Description of the task: Print out every line, exactly as written.

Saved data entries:
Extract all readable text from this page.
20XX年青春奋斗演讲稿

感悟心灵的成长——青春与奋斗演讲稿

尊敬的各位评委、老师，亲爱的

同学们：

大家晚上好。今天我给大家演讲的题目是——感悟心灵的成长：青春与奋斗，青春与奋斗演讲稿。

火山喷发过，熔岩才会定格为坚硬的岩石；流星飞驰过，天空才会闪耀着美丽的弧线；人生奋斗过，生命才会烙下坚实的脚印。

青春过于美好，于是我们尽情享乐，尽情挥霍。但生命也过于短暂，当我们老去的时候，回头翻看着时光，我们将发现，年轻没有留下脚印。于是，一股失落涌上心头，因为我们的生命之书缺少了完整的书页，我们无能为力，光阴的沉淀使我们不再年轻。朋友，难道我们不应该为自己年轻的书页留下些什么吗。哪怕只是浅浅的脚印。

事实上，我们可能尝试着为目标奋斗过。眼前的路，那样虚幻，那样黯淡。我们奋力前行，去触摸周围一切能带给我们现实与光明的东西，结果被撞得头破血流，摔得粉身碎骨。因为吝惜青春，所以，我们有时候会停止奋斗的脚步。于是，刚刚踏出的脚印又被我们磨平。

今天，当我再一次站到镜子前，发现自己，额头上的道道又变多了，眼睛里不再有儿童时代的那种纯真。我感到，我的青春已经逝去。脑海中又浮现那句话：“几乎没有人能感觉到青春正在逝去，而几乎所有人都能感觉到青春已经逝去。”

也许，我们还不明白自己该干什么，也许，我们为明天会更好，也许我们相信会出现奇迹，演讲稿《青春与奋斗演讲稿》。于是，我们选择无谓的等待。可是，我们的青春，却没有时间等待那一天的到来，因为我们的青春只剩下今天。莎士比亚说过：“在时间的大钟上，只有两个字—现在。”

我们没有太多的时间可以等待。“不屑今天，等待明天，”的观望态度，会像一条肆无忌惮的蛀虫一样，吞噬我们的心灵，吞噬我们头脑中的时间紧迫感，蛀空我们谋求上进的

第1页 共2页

Exercise solution:
Extract all readable text from this page.
20XX年青春奋斗演讲稿

感悟心灵的成长——青春与奋斗演讲稿

尊敬的各位评委、老师，亲爱的

同学们：

大家晚上好。今天我给大家演讲的题目是——感悟心灵的成长：青春与奋斗，青春与奋斗演讲稿。

火山喷发过，熔岩才会定格为坚硬的岩石；流星飞驰过，天空才会闪耀着美丽的弧线；人生奋斗过，生命才会烙下坚实的脚印。

青春过于美好，于是我们尽情享乐，尽情挥霍。但生命也过于短暂，当我们老去的时候，回头翻看着时光，我们将发现，年轻没有留下脚印。于是，一股失落涌上心头，因为我们的生命之书缺少了完整的书页，我们无能为力，光阴的沉淀使我们不再年轻。朋友，难道我们不应该为自己年轻的书页留下些什么吗。哪怕只是浅浅的脚印。

事实上，我们可能尝试着为目标奋斗过。眼前的路，那样虚幻，那样黯淡。我们奋力前行，去触摸周围一切能带给我们现实与光明的东西，结果被撞得头破血流，摔得粉身碎骨。因为吝惜青春，所以，我们有时候会停止奋斗的脚步。于是，刚刚踏出的脚印又被我们磨平。

今天，当我再一次站到镜子前，发现自己，额头上的道道又变多了，眼睛里不再有儿童时代的那种纯真。我感到，我的青春已经逝去。脑海中又浮现那句话：“几乎没有人能感觉到青春正在逝去，而几乎所有人都能感觉到青春已经逝去。”

也许，我们还不明白自己该干什么，也许，我们为明天会更好，也许我们相信会出现奇迹，演讲稿《青春与奋斗演讲稿》。于是，我们选择无谓的等待。可是，我们的青春，却没有时间等待那一天的到来，因为我们的青春只剩下今天。莎士比亚说过：“在时间的大钟上，只有两个字—现在。”

我们没有太多的时间可以等待。“不屑今天，等待明天，”的观望态度，会像一条肆无忌惮的蛀虫一样，吞噬我们的心灵，吞噬我们头脑中的时间紧迫感，蛀空我们谋求上进的

第1页 共2页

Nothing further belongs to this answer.